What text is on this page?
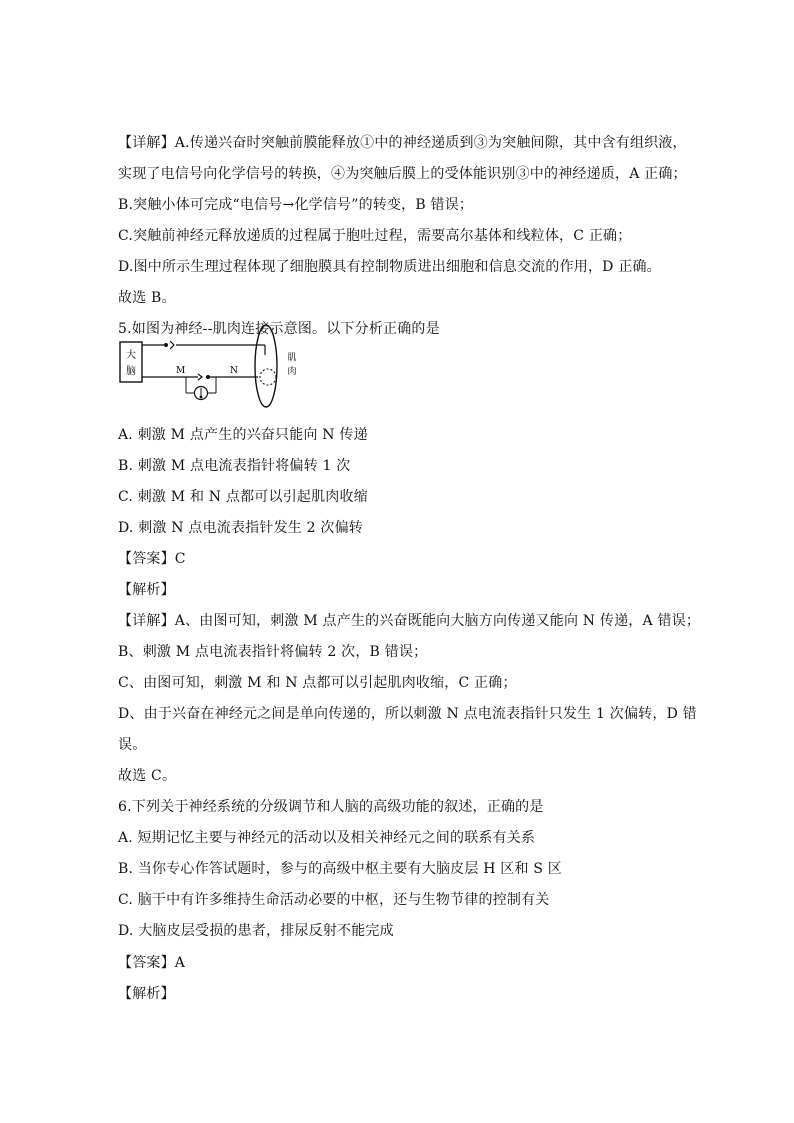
【详解】A.传递兴奋时突触前膜能释放①中的神经递质到③为突触间隙，其中含有组织液，
实现了电信号向化学信号的转换，④为突触后膜上的受体能识别③中的神经递质，A 正确；
B.突触小体可完成“电信号→化学信号”的转变，B 错误；
C.突触前神经元释放递质的过程属于胞吐过程，需要高尔基体和线粒体，C 正确；
D.图中所示生理过程体现了细胞膜具有控制物质进出细胞和信息交流的作用，D 正确。
故选 B。
5.如图为神经--肌肉连接示意图。以下分析正确的是
大
脑	M	N
肌
肉
A. 刺激 M 点产生的兴奋只能向 N 传递
B. 刺激 M 点电流表指针将偏转 1 次
C. 刺激 M 和 N 点都可以引起肌肉收缩
D. 刺激 N 点电流表指针发生 2 次偏转
【答案】C
【解析】
【详解】A、由图可知，刺激 M 点产生的兴奋既能向大脑方向传递又能向 N 传递，A 错误；
B、刺激 M 点电流表指针将偏转 2 次，B 错误；
C、由图可知，刺激 M 和 N 点都可以引起肌肉收缩，C 正确；
D、由于兴奋在神经元之间是单向传递的，所以刺激 N 点电流表指针只发生 1 次偏转，D 错
误。
故选 C。
6.下列关于神经系统的分级调节和人脑的高级功能的叙述，正确的是
A. 短期记忆主要与神经元的活动以及相关神经元之间的联系有关系
B. 当你专心作答试题时，参与的高级中枢主要有大脑皮层 H 区和 S 区
C. 脑干中有许多维持生命活动必要的中枢，还与生物节律的控制有关
D. 大脑皮层受损的患者，排尿反射不能完成
【答案】A
【解析】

__________

_DIRECTION_. Collect, from the material above, every line containing the word "点电流表指针将偏转".

_THE RESULT_.
B. 刺激 M 点电流表指针将偏转 1 次
B、刺激 M 点电流表指针将偏转 2 次，B 错误；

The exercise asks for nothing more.